- [STATED TASK]:
Copy the data precisely, keeping every character.

(Data excerpts)

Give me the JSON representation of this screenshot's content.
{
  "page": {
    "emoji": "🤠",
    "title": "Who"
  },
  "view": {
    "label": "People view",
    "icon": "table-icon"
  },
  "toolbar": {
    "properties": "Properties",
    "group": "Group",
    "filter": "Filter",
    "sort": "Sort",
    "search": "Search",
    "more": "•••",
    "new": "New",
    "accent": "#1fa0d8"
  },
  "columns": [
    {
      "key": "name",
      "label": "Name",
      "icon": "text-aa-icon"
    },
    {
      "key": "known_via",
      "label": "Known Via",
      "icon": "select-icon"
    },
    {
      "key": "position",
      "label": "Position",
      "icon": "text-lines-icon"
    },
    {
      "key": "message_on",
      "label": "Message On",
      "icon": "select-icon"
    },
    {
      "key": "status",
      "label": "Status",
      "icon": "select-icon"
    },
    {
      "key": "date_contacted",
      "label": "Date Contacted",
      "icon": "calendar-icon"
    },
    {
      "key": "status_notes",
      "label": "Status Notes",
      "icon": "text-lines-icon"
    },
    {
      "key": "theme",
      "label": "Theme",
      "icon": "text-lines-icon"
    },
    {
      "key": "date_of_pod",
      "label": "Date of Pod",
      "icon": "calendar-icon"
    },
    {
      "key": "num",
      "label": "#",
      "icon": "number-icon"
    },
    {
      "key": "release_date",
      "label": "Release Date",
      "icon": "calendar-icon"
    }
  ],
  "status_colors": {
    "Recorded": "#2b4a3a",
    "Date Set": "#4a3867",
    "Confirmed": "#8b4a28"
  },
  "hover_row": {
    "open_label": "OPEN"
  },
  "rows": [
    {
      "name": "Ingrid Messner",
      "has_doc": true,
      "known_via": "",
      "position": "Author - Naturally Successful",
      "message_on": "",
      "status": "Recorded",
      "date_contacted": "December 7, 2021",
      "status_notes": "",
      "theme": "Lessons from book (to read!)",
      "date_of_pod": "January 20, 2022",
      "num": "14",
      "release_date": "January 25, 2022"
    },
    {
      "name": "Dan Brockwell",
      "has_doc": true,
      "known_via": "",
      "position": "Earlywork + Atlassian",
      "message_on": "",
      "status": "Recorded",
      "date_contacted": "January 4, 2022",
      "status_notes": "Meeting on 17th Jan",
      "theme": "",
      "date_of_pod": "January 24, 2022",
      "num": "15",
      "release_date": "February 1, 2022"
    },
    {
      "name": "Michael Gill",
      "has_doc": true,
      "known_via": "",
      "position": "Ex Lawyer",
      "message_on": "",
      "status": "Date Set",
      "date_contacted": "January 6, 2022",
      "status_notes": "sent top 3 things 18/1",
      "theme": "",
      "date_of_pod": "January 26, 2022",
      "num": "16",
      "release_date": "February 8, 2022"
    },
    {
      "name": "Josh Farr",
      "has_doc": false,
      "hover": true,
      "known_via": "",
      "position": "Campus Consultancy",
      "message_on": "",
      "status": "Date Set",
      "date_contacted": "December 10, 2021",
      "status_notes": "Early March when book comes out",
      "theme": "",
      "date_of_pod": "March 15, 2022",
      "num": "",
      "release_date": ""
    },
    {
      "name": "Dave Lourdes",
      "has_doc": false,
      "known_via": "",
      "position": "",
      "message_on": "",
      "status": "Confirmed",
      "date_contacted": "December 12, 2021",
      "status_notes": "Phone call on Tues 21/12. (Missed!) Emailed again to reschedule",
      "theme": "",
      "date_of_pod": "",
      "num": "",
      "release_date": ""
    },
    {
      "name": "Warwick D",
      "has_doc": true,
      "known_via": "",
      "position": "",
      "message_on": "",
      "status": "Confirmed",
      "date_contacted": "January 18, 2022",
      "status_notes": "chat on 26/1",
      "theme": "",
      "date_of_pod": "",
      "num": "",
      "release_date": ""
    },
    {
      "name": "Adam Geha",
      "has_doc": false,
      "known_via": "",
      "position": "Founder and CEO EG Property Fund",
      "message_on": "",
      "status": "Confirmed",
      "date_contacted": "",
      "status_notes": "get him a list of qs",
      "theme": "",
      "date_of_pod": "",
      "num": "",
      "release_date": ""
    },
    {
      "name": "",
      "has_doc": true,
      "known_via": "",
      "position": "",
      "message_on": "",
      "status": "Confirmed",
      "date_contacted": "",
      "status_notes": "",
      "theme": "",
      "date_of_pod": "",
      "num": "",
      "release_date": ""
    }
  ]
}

- [REPLY]:
Give me the JSON representation of this screenshot's content.
{
  "page": {
    "emoji": "🤠",
    "title": "Who"
  },
  "view": {
    "label": "People view",
    "icon": "table-icon"
  },
  "toolbar": {
    "properties": "Properties",
    "group": "Group",
    "filter": "Filter",
    "sort": "Sort",
    "search": "Search",
    "more": "•••",
    "new": "New",
    "accent": "#1fa0d8"
  },
  "columns": [
    {
      "key": "name",
      "label": "Name",
      "icon": "text-aa-icon"
    },
    {
      "key": "known_via",
      "label": "Known Via",
      "icon": "select-icon"
    },
    {
      "key": "position",
      "label": "Position",
      "icon": "text-lines-icon"
    },
    {
      "key": "message_on",
      "label": "Message On",
      "icon": "select-icon"
    },
    {
      "key": "status",
      "label": "Status",
      "icon": "select-icon"
    },
    {
      "key": "date_contacted",
      "label": "Date Contacted",
      "icon": "calendar-icon"
    },
    {
      "key": "status_notes",
      "label": "Status Notes",
      "icon": "text-lines-icon"
    },
    {
      "key": "theme",
      "label": "Theme",
      "icon": "text-lines-icon"
    },
    {
      "key": "date_of_pod",
      "label": "Date of Pod",
      "icon": "calendar-icon"
    },
    {
      "key": "num",
      "label": "#",
      "icon": "number-icon"
    },
    {
      "key": "release_date",
      "label": "Release Date",
      "icon": "calendar-icon"
    }
  ],
  "status_colors": {
    "Recorded": "#2b4a3a",
    "Date Set": "#4a3867",
    "Confirmed": "#8b4a28"
  },
  "hover_row": {
    "open_label": "OPEN"
  },
  "rows": [
    {
      "name": "Ingrid Messner",
      "has_doc": true,
      "known_via": "",
      "position": "Author - Naturally Successful",
      "message_on": "",
      "status": "Recorded",
      "date_contacted": "December 7, 2021",
      "status_notes": "",
      "theme": "Lessons from book (to read!)",
      "date_of_pod": "January 20, 2022",
      "num": "14",
      "release_date": "January 25, 2022"
    },
    {
      "name": "Dan Brockwell",
      "has_doc": true,
      "known_via": "",
      "position": "Earlywork + Atlassian",
      "message_on": "",
      "status": "Recorded",
      "date_contacted": "January 4, 2022",
      "status_notes": "Meeting on 17th Jan",
      "theme": "",
      "date_of_pod": "January 24, 2022",
      "num": "15",
      "release_date": "February 1, 2022"
    },
    {
      "name": "Michael Gill",
      "has_doc": true,
      "known_via": "",
      "position": "Ex Lawyer",
      "message_on": "",
      "status": "Date Set",
      "date_contacted": "January 6, 2022",
      "status_notes": "sent top 3 things 18/1",
      "theme": "",
      "date_of_pod": "January 26, 2022",
      "num": "16",
      "release_date": "February 8, 2022"
    },
    {
      "name": "Josh Farr",
      "has_doc": false,
      "hover": true,
      "known_via": "",
      "position": "Campus Consultancy",
      "message_on": "",
      "status": "Date Set",
      "date_contacted": "December 10, 2021",
      "status_notes": "Early March when book comes out",
      "theme": "",
      "date_of_pod": "March 15, 2022",
      "num": "",
      "release_date": ""
    },
    {
      "name": "Dave Lourdes",
      "has_doc": false,
      "known_via": "",
      "position": "",
      "message_on": "",
      "status": "Confirmed",
      "date_contacted": "December 12, 2021",
      "status_notes": "Phone call on Tues 21/12. (Missed!) Emailed again to reschedule",
      "theme": "",
      "date_of_pod": "",
      "num": "",
      "release_date": ""
    },
    {
      "name": "Warwick D",
      "has_doc": true,
      "known_via": "",
      "position": "",
      "message_on": "",
      "status": "Confirmed",
      "date_contacted": "January 18, 2022",
      "status_notes": "chat on 26/1",
      "theme": "",
      "date_of_pod": "",
      "num": "",
      "release_date": ""
    },
    {
      "name": "Adam Geha",
      "has_doc": false,
      "known_via": "",
      "position": "Founder and CEO EG Property Fund",
      "message_on": "",
      "status": "Confirmed",
      "date_contacted": "",
      "status_notes": "get him a list of qs",
      "theme": "",
      "date_of_pod": "",
      "num": "",
      "release_date": ""
    },
    {
      "name": "",
      "has_doc": true,
      "known_via": "",
      "position": "",
      "message_on": "",
      "status": "Confirmed",
      "date_contacted": "",
      "status_notes": "",
      "theme": "",
      "date_of_pod": "",
      "num": "",
      "release_date": ""
    }
  ]
}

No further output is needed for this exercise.